- TASK STATEMENT:
Output an exact reproduction of the data.

- INPUT MATERIAL:
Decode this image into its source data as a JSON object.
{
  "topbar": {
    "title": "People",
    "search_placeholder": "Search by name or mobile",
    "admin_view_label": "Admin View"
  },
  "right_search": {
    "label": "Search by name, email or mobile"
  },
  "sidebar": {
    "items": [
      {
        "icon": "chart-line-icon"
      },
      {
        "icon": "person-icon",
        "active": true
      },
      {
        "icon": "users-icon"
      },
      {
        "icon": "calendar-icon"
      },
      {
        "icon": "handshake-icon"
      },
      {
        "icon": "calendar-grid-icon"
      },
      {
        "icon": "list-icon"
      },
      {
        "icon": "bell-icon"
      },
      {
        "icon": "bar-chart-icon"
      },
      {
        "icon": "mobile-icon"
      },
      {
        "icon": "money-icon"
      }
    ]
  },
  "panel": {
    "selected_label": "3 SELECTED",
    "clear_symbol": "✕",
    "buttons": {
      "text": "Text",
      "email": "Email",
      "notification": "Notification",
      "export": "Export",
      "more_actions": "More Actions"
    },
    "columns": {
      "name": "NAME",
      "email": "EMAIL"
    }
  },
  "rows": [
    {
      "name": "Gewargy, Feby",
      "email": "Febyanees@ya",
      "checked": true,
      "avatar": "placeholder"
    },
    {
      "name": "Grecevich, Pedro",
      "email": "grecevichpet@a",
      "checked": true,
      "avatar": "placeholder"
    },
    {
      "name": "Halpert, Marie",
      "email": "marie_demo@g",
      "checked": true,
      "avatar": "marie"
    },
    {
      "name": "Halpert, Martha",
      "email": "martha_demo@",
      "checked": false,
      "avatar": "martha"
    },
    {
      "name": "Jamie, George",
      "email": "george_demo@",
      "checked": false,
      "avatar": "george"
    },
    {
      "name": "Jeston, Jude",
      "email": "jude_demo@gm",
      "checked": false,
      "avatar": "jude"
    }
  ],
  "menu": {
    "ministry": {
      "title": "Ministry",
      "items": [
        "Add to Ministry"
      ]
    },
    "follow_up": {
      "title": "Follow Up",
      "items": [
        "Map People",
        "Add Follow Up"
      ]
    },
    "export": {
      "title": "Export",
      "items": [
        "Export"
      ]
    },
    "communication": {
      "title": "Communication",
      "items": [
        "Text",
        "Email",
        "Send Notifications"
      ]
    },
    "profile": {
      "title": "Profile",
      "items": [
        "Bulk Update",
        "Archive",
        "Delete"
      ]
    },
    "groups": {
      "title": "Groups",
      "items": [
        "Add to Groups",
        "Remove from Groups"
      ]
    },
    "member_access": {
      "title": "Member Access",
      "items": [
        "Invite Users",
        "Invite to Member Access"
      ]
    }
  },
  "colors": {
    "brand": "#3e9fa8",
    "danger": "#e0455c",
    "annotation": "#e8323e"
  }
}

- RESPONSE TO THIS EXERCISE:
Decode this image into its source data as a JSON object.
{
  "topbar": {
    "title": "People",
    "search_placeholder": "Search by name or mobile",
    "admin_view_label": "Admin View"
  },
  "right_search": {
    "label": "Search by name, email or mobile"
  },
  "sidebar": {
    "items": [
      {
        "icon": "chart-line-icon"
      },
      {
        "icon": "person-icon",
        "active": true
      },
      {
        "icon": "users-icon"
      },
      {
        "icon": "calendar-icon"
      },
      {
        "icon": "handshake-icon"
      },
      {
        "icon": "calendar-grid-icon"
      },
      {
        "icon": "list-icon"
      },
      {
        "icon": "bell-icon"
      },
      {
        "icon": "bar-chart-icon"
      },
      {
        "icon": "mobile-icon"
      },
      {
        "icon": "money-icon"
      }
    ]
  },
  "panel": {
    "selected_label": "3 SELECTED",
    "clear_symbol": "✕",
    "buttons": {
      "text": "Text",
      "email": "Email",
      "notification": "Notification",
      "export": "Export",
      "more_actions": "More Actions"
    },
    "columns": {
      "name": "NAME",
      "email": "EMAIL"
    }
  },
  "rows": [
    {
      "name": "Gewargy, Feby",
      "email": "Febyanees@ya",
      "checked": true,
      "avatar": "placeholder"
    },
    {
      "name": "Grecevich, Pedro",
      "email": "grecevichpet@a",
      "checked": true,
      "avatar": "placeholder"
    },
    {
      "name": "Halpert, Marie",
      "email": "marie_demo@g",
      "checked": true,
      "avatar": "marie"
    },
    {
      "name": "Halpert, Martha",
      "email": "martha_demo@",
      "checked": false,
      "avatar": "martha"
    },
    {
      "name": "Jamie, George",
      "email": "george_demo@",
      "checked": false,
      "avatar": "george"
    },
    {
      "name": "Jeston, Jude",
      "email": "jude_demo@gm",
      "checked": false,
      "avatar": "jude"
    }
  ],
  "menu": {
    "ministry": {
      "title": "Ministry",
      "items": [
        "Add to Ministry"
      ]
    },
    "follow_up": {
      "title": "Follow Up",
      "items": [
        "Map People",
        "Add Follow Up"
      ]
    },
    "export": {
      "title": "Export",
      "items": [
        "Export"
      ]
    },
    "communication": {
      "title": "Communication",
      "items": [
        "Text",
        "Email",
        "Send Notifications"
      ]
    },
    "profile": {
      "title": "Profile",
      "items": [
        "Bulk Update",
        "Archive",
        "Delete"
      ]
    },
    "groups": {
      "title": "Groups",
      "items": [
        "Add to Groups",
        "Remove from Groups"
      ]
    },
    "member_access": {
      "title": "Member Access",
      "items": [
        "Invite Users",
        "Invite to Member Access"
      ]
    }
  },
  "colors": {
    "brand": "#3e9fa8",
    "danger": "#e0455c",
    "annotation": "#e8323e"
  }
}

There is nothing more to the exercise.